-- WHAT THE TASK REQUIRES --
Type out all the records word for word. Any pictures are to be left out.

-- RAW RECORDS --
● ● ● ●

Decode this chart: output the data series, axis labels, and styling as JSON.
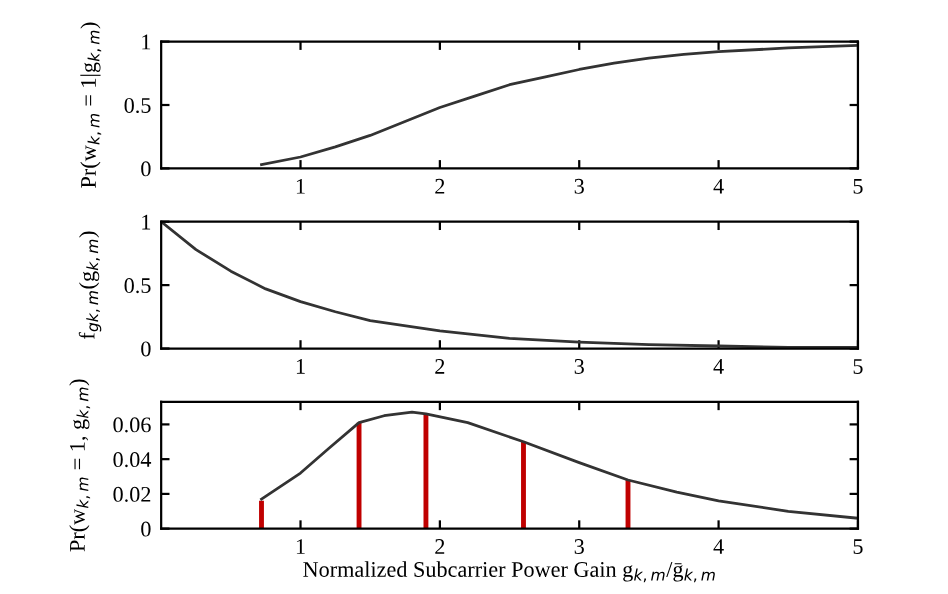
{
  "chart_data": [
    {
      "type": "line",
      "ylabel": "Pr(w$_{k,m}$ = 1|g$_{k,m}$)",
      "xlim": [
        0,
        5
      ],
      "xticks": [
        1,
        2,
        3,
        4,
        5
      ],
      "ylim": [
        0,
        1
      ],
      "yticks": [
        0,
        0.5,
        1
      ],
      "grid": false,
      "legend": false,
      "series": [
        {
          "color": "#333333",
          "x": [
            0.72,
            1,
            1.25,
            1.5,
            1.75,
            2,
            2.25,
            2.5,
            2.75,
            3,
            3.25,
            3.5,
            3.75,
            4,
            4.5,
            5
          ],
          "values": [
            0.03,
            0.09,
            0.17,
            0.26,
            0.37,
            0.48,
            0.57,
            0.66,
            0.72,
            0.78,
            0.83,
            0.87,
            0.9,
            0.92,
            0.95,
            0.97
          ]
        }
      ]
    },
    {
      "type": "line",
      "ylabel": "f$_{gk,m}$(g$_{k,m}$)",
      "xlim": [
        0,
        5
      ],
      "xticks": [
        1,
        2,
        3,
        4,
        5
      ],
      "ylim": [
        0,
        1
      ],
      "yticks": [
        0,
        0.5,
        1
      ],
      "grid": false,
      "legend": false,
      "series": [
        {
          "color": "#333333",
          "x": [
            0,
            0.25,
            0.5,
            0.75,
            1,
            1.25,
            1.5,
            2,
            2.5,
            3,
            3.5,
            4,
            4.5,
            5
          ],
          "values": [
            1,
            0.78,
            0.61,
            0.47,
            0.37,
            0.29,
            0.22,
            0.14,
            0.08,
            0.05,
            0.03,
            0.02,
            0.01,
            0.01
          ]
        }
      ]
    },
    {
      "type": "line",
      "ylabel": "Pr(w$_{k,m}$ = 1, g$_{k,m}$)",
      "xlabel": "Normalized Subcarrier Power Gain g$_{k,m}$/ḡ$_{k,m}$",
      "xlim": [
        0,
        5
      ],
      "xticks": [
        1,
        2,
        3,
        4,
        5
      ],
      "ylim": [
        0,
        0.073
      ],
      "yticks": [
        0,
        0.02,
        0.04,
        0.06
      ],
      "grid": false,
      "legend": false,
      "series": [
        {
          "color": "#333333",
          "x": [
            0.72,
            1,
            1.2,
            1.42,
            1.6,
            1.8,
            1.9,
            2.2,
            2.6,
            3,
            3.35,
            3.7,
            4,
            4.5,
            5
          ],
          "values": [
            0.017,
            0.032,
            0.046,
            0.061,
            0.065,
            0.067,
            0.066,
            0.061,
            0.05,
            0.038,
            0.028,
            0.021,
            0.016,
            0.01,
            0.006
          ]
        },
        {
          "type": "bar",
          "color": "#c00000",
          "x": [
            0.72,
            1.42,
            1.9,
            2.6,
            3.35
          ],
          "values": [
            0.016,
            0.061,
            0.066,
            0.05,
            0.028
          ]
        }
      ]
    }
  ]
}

● ● ● ●

-- TASK OUTPUT --
Decode this chart: output the data series, axis labels, and styling as JSON.
{
  "chart_data": [
    {
      "type": "line",
      "ylabel": "Pr(w$_{k,m}$ = 1|g$_{k,m}$)",
      "xlim": [
        0,
        5
      ],
      "xticks": [
        1,
        2,
        3,
        4,
        5
      ],
      "ylim": [
        0,
        1
      ],
      "yticks": [
        0,
        0.5,
        1
      ],
      "grid": false,
      "legend": false,
      "series": [
        {
          "color": "#333333",
          "x": [
            0.72,
            1,
            1.25,
            1.5,
            1.75,
            2,
            2.25,
            2.5,
            2.75,
            3,
            3.25,
            3.5,
            3.75,
            4,
            4.5,
            5
          ],
          "values": [
            0.03,
            0.09,
            0.17,
            0.26,
            0.37,
            0.48,
            0.57,
            0.66,
            0.72,
            0.78,
            0.83,
            0.87,
            0.9,
            0.92,
            0.95,
            0.97
          ]
        }
      ]
    },
    {
      "type": "line",
      "ylabel": "f$_{gk,m}$(g$_{k,m}$)",
      "xlim": [
        0,
        5
      ],
      "xticks": [
        1,
        2,
        3,
        4,
        5
      ],
      "ylim": [
        0,
        1
      ],
      "yticks": [
        0,
        0.5,
        1
      ],
      "grid": false,
      "legend": false,
      "series": [
        {
          "color": "#333333",
          "x": [
            0,
            0.25,
            0.5,
            0.75,
            1,
            1.25,
            1.5,
            2,
            2.5,
            3,
            3.5,
            4,
            4.5,
            5
          ],
          "values": [
            1,
            0.78,
            0.61,
            0.47,
            0.37,
            0.29,
            0.22,
            0.14,
            0.08,
            0.05,
            0.03,
            0.02,
            0.01,
            0.01
          ]
        }
      ]
    },
    {
      "type": "line",
      "ylabel": "Pr(w$_{k,m}$ = 1, g$_{k,m}$)",
      "xlabel": "Normalized Subcarrier Power Gain g$_{k,m}$/ḡ$_{k,m}$",
      "xlim": [
        0,
        5
      ],
      "xticks": [
        1,
        2,
        3,
        4,
        5
      ],
      "ylim": [
        0,
        0.073
      ],
      "yticks": [
        0,
        0.02,
        0.04,
        0.06
      ],
      "grid": false,
      "legend": false,
      "series": [
        {
          "color": "#333333",
          "x": [
            0.72,
            1,
            1.2,
            1.42,
            1.6,
            1.8,
            1.9,
            2.2,
            2.6,
            3,
            3.35,
            3.7,
            4,
            4.5,
            5
          ],
          "values": [
            0.017,
            0.032,
            0.046,
            0.061,
            0.065,
            0.067,
            0.066,
            0.061,
            0.05,
            0.038,
            0.028,
            0.021,
            0.016,
            0.01,
            0.006
          ]
        },
        {
          "type": "bar",
          "color": "#c00000",
          "x": [
            0.72,
            1.42,
            1.9,
            2.6,
            3.35
          ],
          "values": [
            0.016,
            0.061,
            0.066,
            0.05,
            0.028
          ]
        }
      ]
    }
  ]
}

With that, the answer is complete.